Stated exercise
Write out each line beneath this one exactly as it reads.
* Begin Data for this task *
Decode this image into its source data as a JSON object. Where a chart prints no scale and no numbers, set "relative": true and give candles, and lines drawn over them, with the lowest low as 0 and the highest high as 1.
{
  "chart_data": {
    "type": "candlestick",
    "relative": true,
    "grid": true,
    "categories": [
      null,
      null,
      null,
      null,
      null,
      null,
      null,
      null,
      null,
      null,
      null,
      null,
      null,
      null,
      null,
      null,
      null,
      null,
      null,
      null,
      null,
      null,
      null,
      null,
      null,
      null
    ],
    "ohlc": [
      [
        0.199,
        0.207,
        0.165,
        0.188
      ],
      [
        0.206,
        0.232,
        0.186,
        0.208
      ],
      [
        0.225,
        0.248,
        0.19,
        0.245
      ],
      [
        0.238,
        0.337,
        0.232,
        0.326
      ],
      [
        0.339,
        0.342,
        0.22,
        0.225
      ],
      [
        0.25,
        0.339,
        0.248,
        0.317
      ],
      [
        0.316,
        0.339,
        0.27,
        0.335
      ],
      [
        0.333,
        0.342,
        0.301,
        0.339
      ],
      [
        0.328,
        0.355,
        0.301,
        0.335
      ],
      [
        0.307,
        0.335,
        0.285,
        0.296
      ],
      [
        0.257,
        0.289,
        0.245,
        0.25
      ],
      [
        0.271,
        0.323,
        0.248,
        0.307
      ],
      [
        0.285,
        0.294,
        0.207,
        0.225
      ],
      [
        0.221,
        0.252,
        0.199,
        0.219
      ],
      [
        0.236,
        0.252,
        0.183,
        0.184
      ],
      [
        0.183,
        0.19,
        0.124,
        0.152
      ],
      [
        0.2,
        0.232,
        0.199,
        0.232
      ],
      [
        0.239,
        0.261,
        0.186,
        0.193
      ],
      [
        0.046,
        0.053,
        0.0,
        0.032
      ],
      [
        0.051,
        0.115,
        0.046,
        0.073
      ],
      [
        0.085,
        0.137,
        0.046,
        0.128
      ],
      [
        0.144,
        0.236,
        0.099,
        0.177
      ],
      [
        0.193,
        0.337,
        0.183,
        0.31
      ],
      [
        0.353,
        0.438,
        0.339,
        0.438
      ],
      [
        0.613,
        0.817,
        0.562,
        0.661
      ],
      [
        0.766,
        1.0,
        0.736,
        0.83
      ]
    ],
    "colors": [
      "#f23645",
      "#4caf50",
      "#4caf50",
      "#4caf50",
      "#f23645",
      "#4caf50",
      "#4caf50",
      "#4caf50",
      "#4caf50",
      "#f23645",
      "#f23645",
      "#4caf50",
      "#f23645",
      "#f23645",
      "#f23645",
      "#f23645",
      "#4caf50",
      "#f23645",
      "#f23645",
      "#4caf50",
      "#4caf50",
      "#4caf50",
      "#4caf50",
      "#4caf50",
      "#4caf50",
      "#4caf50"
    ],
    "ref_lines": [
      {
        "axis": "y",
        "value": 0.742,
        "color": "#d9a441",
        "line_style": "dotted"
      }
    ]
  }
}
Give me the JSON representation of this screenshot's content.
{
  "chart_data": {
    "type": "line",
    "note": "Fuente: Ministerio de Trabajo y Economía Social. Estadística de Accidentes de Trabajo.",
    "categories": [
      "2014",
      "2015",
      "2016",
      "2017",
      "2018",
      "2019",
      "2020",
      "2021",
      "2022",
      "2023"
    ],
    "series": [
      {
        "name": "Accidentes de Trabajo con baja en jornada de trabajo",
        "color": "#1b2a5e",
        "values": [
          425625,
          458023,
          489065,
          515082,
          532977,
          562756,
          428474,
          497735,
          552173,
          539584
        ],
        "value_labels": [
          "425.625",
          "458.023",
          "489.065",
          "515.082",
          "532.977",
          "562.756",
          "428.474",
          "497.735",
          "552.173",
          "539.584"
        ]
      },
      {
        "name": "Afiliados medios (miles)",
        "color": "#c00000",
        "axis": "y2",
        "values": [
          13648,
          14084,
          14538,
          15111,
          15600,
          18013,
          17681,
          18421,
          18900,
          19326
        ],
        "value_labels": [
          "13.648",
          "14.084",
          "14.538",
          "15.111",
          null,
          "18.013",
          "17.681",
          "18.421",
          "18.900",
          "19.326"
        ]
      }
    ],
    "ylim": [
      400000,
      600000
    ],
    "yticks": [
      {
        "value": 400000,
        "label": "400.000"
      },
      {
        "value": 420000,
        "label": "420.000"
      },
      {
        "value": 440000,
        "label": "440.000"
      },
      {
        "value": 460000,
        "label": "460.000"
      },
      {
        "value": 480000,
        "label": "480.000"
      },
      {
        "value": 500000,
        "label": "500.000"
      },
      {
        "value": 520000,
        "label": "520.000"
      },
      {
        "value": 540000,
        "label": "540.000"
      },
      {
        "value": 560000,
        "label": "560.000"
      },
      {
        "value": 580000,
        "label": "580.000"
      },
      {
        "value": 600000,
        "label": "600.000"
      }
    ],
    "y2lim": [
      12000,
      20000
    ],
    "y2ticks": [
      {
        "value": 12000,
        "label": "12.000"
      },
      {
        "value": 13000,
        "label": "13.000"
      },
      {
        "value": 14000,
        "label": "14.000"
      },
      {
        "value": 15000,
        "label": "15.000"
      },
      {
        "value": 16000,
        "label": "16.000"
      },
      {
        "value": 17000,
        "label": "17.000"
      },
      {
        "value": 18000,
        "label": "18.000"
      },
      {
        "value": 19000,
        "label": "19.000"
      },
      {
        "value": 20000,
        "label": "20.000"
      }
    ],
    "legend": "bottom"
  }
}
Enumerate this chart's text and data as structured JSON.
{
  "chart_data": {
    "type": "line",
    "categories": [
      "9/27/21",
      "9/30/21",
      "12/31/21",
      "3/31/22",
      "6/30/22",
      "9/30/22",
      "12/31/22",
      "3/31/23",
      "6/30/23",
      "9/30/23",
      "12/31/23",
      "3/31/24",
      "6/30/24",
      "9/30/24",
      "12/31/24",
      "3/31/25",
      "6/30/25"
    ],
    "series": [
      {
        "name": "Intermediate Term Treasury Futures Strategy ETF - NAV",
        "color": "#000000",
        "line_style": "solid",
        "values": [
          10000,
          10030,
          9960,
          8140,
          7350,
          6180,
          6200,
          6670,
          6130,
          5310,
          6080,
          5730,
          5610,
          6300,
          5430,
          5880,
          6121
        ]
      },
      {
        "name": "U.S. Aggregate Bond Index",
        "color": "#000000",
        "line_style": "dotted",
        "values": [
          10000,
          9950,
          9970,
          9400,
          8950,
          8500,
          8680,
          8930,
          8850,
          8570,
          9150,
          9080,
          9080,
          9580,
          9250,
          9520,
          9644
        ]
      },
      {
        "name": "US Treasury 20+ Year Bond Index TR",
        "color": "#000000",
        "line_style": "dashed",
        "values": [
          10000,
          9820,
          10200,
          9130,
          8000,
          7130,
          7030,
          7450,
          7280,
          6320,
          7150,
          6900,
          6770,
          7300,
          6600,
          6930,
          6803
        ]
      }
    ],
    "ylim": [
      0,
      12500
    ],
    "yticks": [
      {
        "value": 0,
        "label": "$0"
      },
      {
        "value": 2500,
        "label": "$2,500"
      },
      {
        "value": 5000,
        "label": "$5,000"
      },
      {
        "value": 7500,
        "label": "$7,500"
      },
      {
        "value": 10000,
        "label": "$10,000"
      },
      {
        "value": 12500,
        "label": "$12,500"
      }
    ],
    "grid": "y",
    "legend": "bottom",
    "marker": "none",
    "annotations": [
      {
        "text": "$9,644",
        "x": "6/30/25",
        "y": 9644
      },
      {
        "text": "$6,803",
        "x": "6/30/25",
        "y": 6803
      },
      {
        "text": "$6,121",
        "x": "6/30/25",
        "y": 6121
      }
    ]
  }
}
* End Data for this task *
Result for this exercise
Decode this image into its source data as a JSON object. Where a chart prints no scale and no numbers, set "relative": true and give candles, and lines drawn over them, with the lowest low as 0 and the highest high as 1.
{
  "chart_data": {
    "type": "candlestick",
    "relative": true,
    "grid": true,
    "categories": [
      null,
      null,
      null,
      null,
      null,
      null,
      null,
      null,
      null,
      null,
      null,
      null,
      null,
      null,
      null,
      null,
      null,
      null,
      null,
      null,
      null,
      null,
      null,
      null,
      null,
      null
    ],
    "ohlc": [
      [
        0.199,
        0.207,
        0.165,
        0.188
      ],
      [
        0.206,
        0.232,
        0.186,
        0.208
      ],
      [
        0.225,
        0.248,
        0.19,
        0.245
      ],
      [
        0.238,
        0.337,
        0.232,
        0.326
      ],
      [
        0.339,
        0.342,
        0.22,
        0.225
      ],
      [
        0.25,
        0.339,
        0.248,
        0.317
      ],
      [
        0.316,
        0.339,
        0.27,
        0.335
      ],
      [
        0.333,
        0.342,
        0.301,
        0.339
      ],
      [
        0.328,
        0.355,
        0.301,
        0.335
      ],
      [
        0.307,
        0.335,
        0.285,
        0.296
      ],
      [
        0.257,
        0.289,
        0.245,
        0.25
      ],
      [
        0.271,
        0.323,
        0.248,
        0.307
      ],
      [
        0.285,
        0.294,
        0.207,
        0.225
      ],
      [
        0.221,
        0.252,
        0.199,
        0.219
      ],
      [
        0.236,
        0.252,
        0.183,
        0.184
      ],
      [
        0.183,
        0.19,
        0.124,
        0.152
      ],
      [
        0.2,
        0.232,
        0.199,
        0.232
      ],
      [
        0.239,
        0.261,
        0.186,
        0.193
      ],
      [
        0.046,
        0.053,
        0.0,
        0.032
      ],
      [
        0.051,
        0.115,
        0.046,
        0.073
      ],
      [
        0.085,
        0.137,
        0.046,
        0.128
      ],
      [
        0.144,
        0.236,
        0.099,
        0.177
      ],
      [
        0.193,
        0.337,
        0.183,
        0.31
      ],
      [
        0.353,
        0.438,
        0.339,
        0.438
      ],
      [
        0.613,
        0.817,
        0.562,
        0.661
      ],
      [
        0.766,
        1.0,
        0.736,
        0.83
      ]
    ],
    "colors": [
      "#f23645",
      "#4caf50",
      "#4caf50",
      "#4caf50",
      "#f23645",
      "#4caf50",
      "#4caf50",
      "#4caf50",
      "#4caf50",
      "#f23645",
      "#f23645",
      "#4caf50",
      "#f23645",
      "#f23645",
      "#f23645",
      "#f23645",
      "#4caf50",
      "#f23645",
      "#f23645",
      "#4caf50",
      "#4caf50",
      "#4caf50",
      "#4caf50",
      "#4caf50",
      "#4caf50",
      "#4caf50"
    ],
    "ref_lines": [
      {
        "axis": "y",
        "value": 0.742,
        "color": "#d9a441",
        "line_style": "dotted"
      }
    ]
  }
}
Give me the JSON representation of this screenshot's content.
{
  "chart_data": {
    "type": "line",
    "note": "Fuente: Ministerio de Trabajo y Economía Social. Estadística de Accidentes de Trabajo.",
    "categories": [
      "2014",
      "2015",
      "2016",
      "2017",
      "2018",
      "2019",
      "2020",
      "2021",
      "2022",
      "2023"
    ],
    "series": [
      {
        "name": "Accidentes de Trabajo con baja en jornada de trabajo",
        "color": "#1b2a5e",
        "values": [
          425625,
          458023,
          489065,
          515082,
          532977,
          562756,
          428474,
          497735,
          552173,
          539584
        ],
        "value_labels": [
          "425.625",
          "458.023",
          "489.065",
          "515.082",
          "532.977",
          "562.756",
          "428.474",
          "497.735",
          "552.173",
          "539.584"
        ]
      },
      {
        "name": "Afiliados medios (miles)",
        "color": "#c00000",
        "axis": "y2",
        "values": [
          13648,
          14084,
          14538,
          15111,
          15600,
          18013,
          17681,
          18421,
          18900,
          19326
        ],
        "value_labels": [
          "13.648",
          "14.084",
          "14.538",
          "15.111",
          null,
          "18.013",
          "17.681",
          "18.421",
          "18.900",
          "19.326"
        ]
      }
    ],
    "ylim": [
      400000,
      600000
    ],
    "yticks": [
      {
        "value": 400000,
        "label": "400.000"
      },
      {
        "value": 420000,
        "label": "420.000"
      },
      {
        "value": 440000,
        "label": "440.000"
      },
      {
        "value": 460000,
        "label": "460.000"
      },
      {
        "value": 480000,
        "label": "480.000"
      },
      {
        "value": 500000,
        "label": "500.000"
      },
      {
        "value": 520000,
        "label": "520.000"
      },
      {
        "value": 540000,
        "label": "540.000"
      },
      {
        "value": 560000,
        "label": "560.000"
      },
      {
        "value": 580000,
        "label": "580.000"
      },
      {
        "value": 600000,
        "label": "600.000"
      }
    ],
    "y2lim": [
      12000,
      20000
    ],
    "y2ticks": [
      {
        "value": 12000,
        "label": "12.000"
      },
      {
        "value": 13000,
        "label": "13.000"
      },
      {
        "value": 14000,
        "label": "14.000"
      },
      {
        "value": 15000,
        "label": "15.000"
      },
      {
        "value": 16000,
        "label": "16.000"
      },
      {
        "value": 17000,
        "label": "17.000"
      },
      {
        "value": 18000,
        "label": "18.000"
      },
      {
        "value": 19000,
        "label": "19.000"
      },
      {
        "value": 20000,
        "label": "20.000"
      }
    ],
    "legend": "bottom"
  }
}
Enumerate this chart's text and data as structured JSON.
{
  "chart_data": {
    "type": "line",
    "categories": [
      "9/27/21",
      "9/30/21",
      "12/31/21",
      "3/31/22",
      "6/30/22",
      "9/30/22",
      "12/31/22",
      "3/31/23",
      "6/30/23",
      "9/30/23",
      "12/31/23",
      "3/31/24",
      "6/30/24",
      "9/30/24",
      "12/31/24",
      "3/31/25",
      "6/30/25"
    ],
    "series": [
      {
        "name": "Intermediate Term Treasury Futures Strategy ETF - NAV",
        "color": "#000000",
        "line_style": "solid",
        "values": [
          10000,
          10030,
          9960,
          8140,
          7350,
          6180,
          6200,
          6670,
          6130,
          5310,
          6080,
          5730,
          5610,
          6300,
          5430,
          5880,
          6121
        ]
      },
      {
        "name": "U.S. Aggregate Bond Index",
        "color": "#000000",
        "line_style": "dotted",
        "values": [
          10000,
          9950,
          9970,
          9400,
          8950,
          8500,
          8680,
          8930,
          8850,
          8570,
          9150,
          9080,
          9080,
          9580,
          9250,
          9520,
          9644
        ]
      },
      {
        "name": "US Treasury 20+ Year Bond Index TR",
        "color": "#000000",
        "line_style": "dashed",
        "values": [
          10000,
          9820,
          10200,
          9130,
          8000,
          7130,
          7030,
          7450,
          7280,
          6320,
          7150,
          6900,
          6770,
          7300,
          6600,
          6930,
          6803
        ]
      }
    ],
    "ylim": [
      0,
      12500
    ],
    "yticks": [
      {
        "value": 0,
        "label": "$0"
      },
      {
        "value": 2500,
        "label": "$2,500"
      },
      {
        "value": 5000,
        "label": "$5,000"
      },
      {
        "value": 7500,
        "label": "$7,500"
      },
      {
        "value": 10000,
        "label": "$10,000"
      },
      {
        "value": 12500,
        "label": "$12,500"
      }
    ],
    "grid": "y",
    "legend": "bottom",
    "marker": "none",
    "annotations": [
      {
        "text": "$9,644",
        "x": "6/30/25",
        "y": 9644
      },
      {
        "text": "$6,803",
        "x": "6/30/25",
        "y": 6803
      },
      {
        "text": "$6,121",
        "x": "6/30/25",
        "y": 6121
      }
    ]
  }
}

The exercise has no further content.